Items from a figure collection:
---

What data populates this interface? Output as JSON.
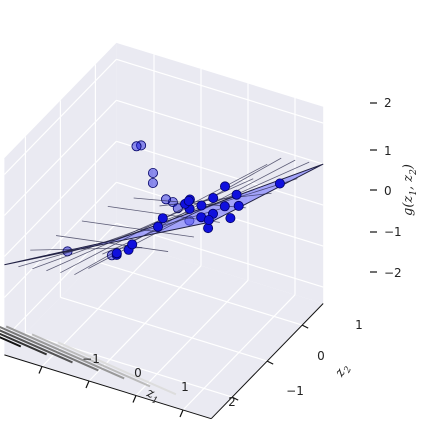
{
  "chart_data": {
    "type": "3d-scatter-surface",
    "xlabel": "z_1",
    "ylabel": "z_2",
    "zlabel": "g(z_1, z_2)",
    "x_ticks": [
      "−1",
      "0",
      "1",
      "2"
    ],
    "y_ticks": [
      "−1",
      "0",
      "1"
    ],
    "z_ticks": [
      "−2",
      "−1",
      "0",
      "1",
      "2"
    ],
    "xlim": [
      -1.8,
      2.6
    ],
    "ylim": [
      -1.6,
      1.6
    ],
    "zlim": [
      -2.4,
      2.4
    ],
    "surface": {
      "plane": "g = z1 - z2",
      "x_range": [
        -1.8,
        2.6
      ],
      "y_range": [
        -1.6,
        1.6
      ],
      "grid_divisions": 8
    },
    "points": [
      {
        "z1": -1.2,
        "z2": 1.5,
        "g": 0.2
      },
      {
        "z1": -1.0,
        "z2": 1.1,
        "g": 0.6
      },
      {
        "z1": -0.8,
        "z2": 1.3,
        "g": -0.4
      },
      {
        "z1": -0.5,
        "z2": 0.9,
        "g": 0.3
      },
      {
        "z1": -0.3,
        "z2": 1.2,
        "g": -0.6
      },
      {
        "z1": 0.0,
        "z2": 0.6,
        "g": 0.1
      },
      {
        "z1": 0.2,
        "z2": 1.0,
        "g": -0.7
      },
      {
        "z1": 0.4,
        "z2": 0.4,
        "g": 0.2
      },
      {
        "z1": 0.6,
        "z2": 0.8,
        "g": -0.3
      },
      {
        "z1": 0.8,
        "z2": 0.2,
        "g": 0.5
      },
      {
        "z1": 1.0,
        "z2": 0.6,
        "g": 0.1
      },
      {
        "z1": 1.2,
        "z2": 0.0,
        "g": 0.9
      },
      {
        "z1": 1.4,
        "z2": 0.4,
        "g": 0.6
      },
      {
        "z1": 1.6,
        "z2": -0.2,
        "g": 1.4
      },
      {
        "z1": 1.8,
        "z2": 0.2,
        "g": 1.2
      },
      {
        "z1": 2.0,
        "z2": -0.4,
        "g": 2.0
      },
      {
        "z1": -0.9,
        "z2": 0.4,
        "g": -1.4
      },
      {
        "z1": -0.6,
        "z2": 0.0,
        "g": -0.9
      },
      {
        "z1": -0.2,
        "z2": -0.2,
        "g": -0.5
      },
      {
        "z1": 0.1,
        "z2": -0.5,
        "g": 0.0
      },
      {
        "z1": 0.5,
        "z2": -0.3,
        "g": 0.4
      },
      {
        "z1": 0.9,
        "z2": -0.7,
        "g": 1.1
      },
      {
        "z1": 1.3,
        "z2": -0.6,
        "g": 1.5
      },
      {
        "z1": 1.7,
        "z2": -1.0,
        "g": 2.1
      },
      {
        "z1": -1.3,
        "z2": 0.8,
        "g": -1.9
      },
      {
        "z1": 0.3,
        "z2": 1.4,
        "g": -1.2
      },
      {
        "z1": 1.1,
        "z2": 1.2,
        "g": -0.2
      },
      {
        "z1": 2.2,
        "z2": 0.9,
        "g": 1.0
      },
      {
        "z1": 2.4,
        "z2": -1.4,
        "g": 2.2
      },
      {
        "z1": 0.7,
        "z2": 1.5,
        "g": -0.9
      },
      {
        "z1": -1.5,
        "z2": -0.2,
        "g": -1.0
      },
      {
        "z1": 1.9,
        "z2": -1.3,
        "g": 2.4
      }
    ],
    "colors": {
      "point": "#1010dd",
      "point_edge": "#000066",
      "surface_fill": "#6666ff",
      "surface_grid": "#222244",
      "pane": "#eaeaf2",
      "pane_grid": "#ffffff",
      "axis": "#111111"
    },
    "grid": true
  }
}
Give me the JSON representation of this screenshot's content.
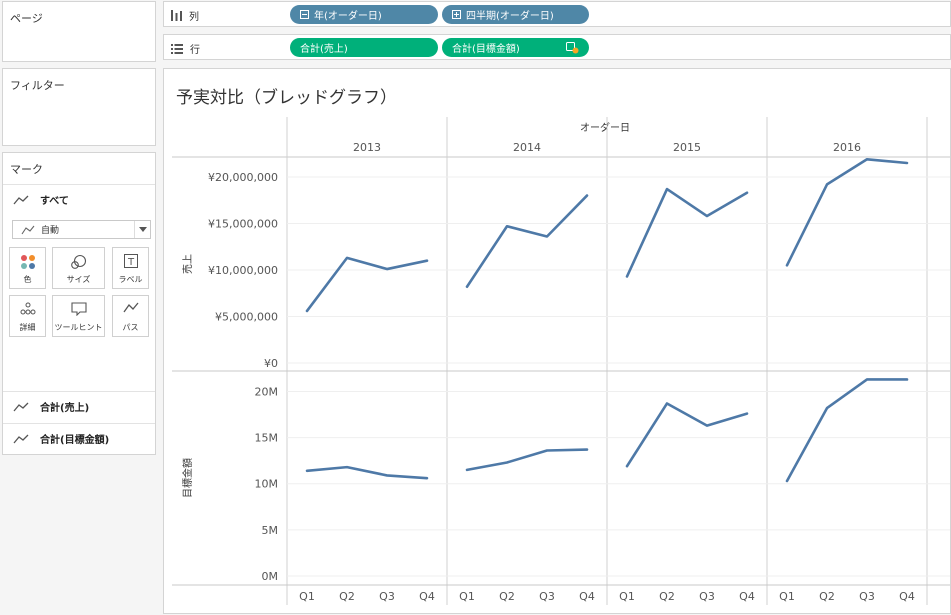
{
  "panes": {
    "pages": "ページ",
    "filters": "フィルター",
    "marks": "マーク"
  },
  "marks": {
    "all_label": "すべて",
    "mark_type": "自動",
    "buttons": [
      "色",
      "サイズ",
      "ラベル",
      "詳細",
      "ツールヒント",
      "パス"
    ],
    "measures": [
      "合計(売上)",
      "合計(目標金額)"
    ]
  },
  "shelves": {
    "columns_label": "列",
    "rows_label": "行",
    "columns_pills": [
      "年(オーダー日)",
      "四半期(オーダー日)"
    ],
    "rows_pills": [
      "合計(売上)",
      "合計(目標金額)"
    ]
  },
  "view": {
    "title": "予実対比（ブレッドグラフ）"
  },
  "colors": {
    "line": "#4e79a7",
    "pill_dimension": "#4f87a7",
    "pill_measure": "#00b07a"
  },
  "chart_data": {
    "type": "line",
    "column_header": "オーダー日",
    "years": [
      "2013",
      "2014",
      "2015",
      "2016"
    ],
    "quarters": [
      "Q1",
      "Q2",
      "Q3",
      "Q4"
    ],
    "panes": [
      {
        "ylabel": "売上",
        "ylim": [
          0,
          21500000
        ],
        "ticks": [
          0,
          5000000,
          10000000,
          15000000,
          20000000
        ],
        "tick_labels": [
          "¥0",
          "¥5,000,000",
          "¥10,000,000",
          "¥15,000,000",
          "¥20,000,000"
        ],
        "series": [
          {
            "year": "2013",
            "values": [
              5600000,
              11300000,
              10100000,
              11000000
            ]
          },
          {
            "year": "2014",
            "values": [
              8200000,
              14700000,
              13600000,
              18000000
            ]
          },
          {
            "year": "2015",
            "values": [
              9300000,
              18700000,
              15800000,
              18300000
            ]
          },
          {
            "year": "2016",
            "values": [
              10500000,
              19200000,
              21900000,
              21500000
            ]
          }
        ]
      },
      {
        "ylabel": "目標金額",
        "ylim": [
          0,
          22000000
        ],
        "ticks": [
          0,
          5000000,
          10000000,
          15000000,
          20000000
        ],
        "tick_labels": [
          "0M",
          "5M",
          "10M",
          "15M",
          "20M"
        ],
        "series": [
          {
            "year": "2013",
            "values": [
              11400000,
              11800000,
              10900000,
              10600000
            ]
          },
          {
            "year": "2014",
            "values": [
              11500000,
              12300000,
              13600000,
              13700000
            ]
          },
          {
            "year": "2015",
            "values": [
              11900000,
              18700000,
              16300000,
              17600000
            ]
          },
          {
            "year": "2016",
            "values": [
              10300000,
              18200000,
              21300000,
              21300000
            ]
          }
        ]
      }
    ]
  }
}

---

The exercise
Retype all of the entries exactly as written, leaving out any images.

Reply to the task
What data populates this interface? Output as JSON.
{
  "chart_data": {
    "type": "3d-scatter-surface",
    "xlabel": "z_1",
    "ylabel": "z_2",
    "zlabel": "g(z_1, z_2)",
    "x_ticks": [
      "−1",
      "0",
      "1",
      "2"
    ],
    "y_ticks": [
      "−1",
      "0",
      "1"
    ],
    "z_ticks": [
      "−2",
      "−1",
      "0",
      "1",
      "2"
    ],
    "xlim": [
      -1.8,
      2.6
    ],
    "ylim": [
      -1.6,
      1.6
    ],
    "zlim": [
      -2.4,
      2.4
    ],
    "surface": {
      "plane": "g = z1 - z2",
      "x_range": [
        -1.8,
        2.6
      ],
      "y_range": [
        -1.6,
        1.6
      ],
      "grid_divisions": 8
    },
    "points": [
      {
        "z1": -1.2,
        "z2": 1.5,
        "g": 0.2
      },
      {
        "z1": -1.0,
        "z2": 1.1,
        "g": 0.6
      },
      {
        "z1": -0.8,
        "z2": 1.3,
        "g": -0.4
      },
      {
        "z1": -0.5,
        "z2": 0.9,
        "g": 0.3
      },
      {
        "z1": -0.3,
        "z2": 1.2,
        "g": -0.6
      },
      {
        "z1": 0.0,
        "z2": 0.6,
        "g": 0.1
      },
      {
        "z1": 0.2,
        "z2": 1.0,
        "g": -0.7
      },
      {
        "z1": 0.4,
        "z2": 0.4,
        "g": 0.2
      },
      {
        "z1": 0.6,
        "z2": 0.8,
        "g": -0.3
      },
      {
        "z1": 0.8,
        "z2": 0.2,
        "g": 0.5
      },
      {
        "z1": 1.0,
        "z2": 0.6,
        "g": 0.1
      },
      {
        "z1": 1.2,
        "z2": 0.0,
        "g": 0.9
      },
      {
        "z1": 1.4,
        "z2": 0.4,
        "g": 0.6
      },
      {
        "z1": 1.6,
        "z2": -0.2,
        "g": 1.4
      },
      {
        "z1": 1.8,
        "z2": 0.2,
        "g": 1.2
      },
      {
        "z1": 2.0,
        "z2": -0.4,
        "g": 2.0
      },
      {
        "z1": -0.9,
        "z2": 0.4,
        "g": -1.4
      },
      {
        "z1": -0.6,
        "z2": 0.0,
        "g": -0.9
      },
      {
        "z1": -0.2,
        "z2": -0.2,
        "g": -0.5
      },
      {
        "z1": 0.1,
        "z2": -0.5,
        "g": 0.0
      },
      {
        "z1": 0.5,
        "z2": -0.3,
        "g": 0.4
      },
      {
        "z1": 0.9,
        "z2": -0.7,
        "g": 1.1
      },
      {
        "z1": 1.3,
        "z2": -0.6,
        "g": 1.5
      },
      {
        "z1": 1.7,
        "z2": -1.0,
        "g": 2.1
      },
      {
        "z1": -1.3,
        "z2": 0.8,
        "g": -1.9
      },
      {
        "z1": 0.3,
        "z2": 1.4,
        "g": -1.2
      },
      {
        "z1": 1.1,
        "z2": 1.2,
        "g": -0.2
      },
      {
        "z1": 2.2,
        "z2": 0.9,
        "g": 1.0
      },
      {
        "z1": 2.4,
        "z2": -1.4,
        "g": 2.2
      },
      {
        "z1": 0.7,
        "z2": 1.5,
        "g": -0.9
      },
      {
        "z1": -1.5,
        "z2": -0.2,
        "g": -1.0
      },
      {
        "z1": 1.9,
        "z2": -1.3,
        "g": 2.4
      }
    ],
    "colors": {
      "point": "#1010dd",
      "point_edge": "#000066",
      "surface_fill": "#6666ff",
      "surface_grid": "#222244",
      "pane": "#eaeaf2",
      "pane_grid": "#ffffff",
      "axis": "#111111"
    },
    "grid": true
  }
}
Give me the JSON representation of this screenshot's content.
{
  "panes": {
    "pages": "ページ",
    "filters": "フィルター",
    "marks": "マーク"
  },
  "marks": {
    "all_label": "すべて",
    "mark_type": "自動",
    "buttons": [
      "色",
      "サイズ",
      "ラベル",
      "詳細",
      "ツールヒント",
      "パス"
    ],
    "measures": [
      "合計(売上)",
      "合計(目標金額)"
    ]
  },
  "shelves": {
    "columns_label": "列",
    "rows_label": "行",
    "columns_pills": [
      "年(オーダー日)",
      "四半期(オーダー日)"
    ],
    "rows_pills": [
      "合計(売上)",
      "合計(目標金額)"
    ]
  },
  "view": {
    "title": "予実対比（ブレッドグラフ）"
  },
  "colors": {
    "line": "#4e79a7",
    "pill_dimension": "#4f87a7",
    "pill_measure": "#00b07a"
  },
  "chart_data": {
    "type": "line",
    "column_header": "オーダー日",
    "years": [
      "2013",
      "2014",
      "2015",
      "2016"
    ],
    "quarters": [
      "Q1",
      "Q2",
      "Q3",
      "Q4"
    ],
    "panes": [
      {
        "ylabel": "売上",
        "ylim": [
          0,
          21500000
        ],
        "ticks": [
          0,
          5000000,
          10000000,
          15000000,
          20000000
        ],
        "tick_labels": [
          "¥0",
          "¥5,000,000",
          "¥10,000,000",
          "¥15,000,000",
          "¥20,000,000"
        ],
        "series": [
          {
            "year": "2013",
            "values": [
              5600000,
              11300000,
              10100000,
              11000000
            ]
          },
          {
            "year": "2014",
            "values": [
              8200000,
              14700000,
              13600000,
              18000000
            ]
          },
          {
            "year": "2015",
            "values": [
              9300000,
              18700000,
              15800000,
              18300000
            ]
          },
          {
            "year": "2016",
            "values": [
              10500000,
              19200000,
              21900000,
              21500000
            ]
          }
        ]
      },
      {
        "ylabel": "目標金額",
        "ylim": [
          0,
          22000000
        ],
        "ticks": [
          0,
          5000000,
          10000000,
          15000000,
          20000000
        ],
        "tick_labels": [
          "0M",
          "5M",
          "10M",
          "15M",
          "20M"
        ],
        "series": [
          {
            "year": "2013",
            "values": [
              11400000,
              11800000,
              10900000,
              10600000
            ]
          },
          {
            "year": "2014",
            "values": [
              11500000,
              12300000,
              13600000,
              13700000
            ]
          },
          {
            "year": "2015",
            "values": [
              11900000,
              18700000,
              16300000,
              17600000
            ]
          },
          {
            "year": "2016",
            "values": [
              10300000,
              18200000,
              21300000,
              21300000
            ]
          }
        ]
      }
    ]
  }
}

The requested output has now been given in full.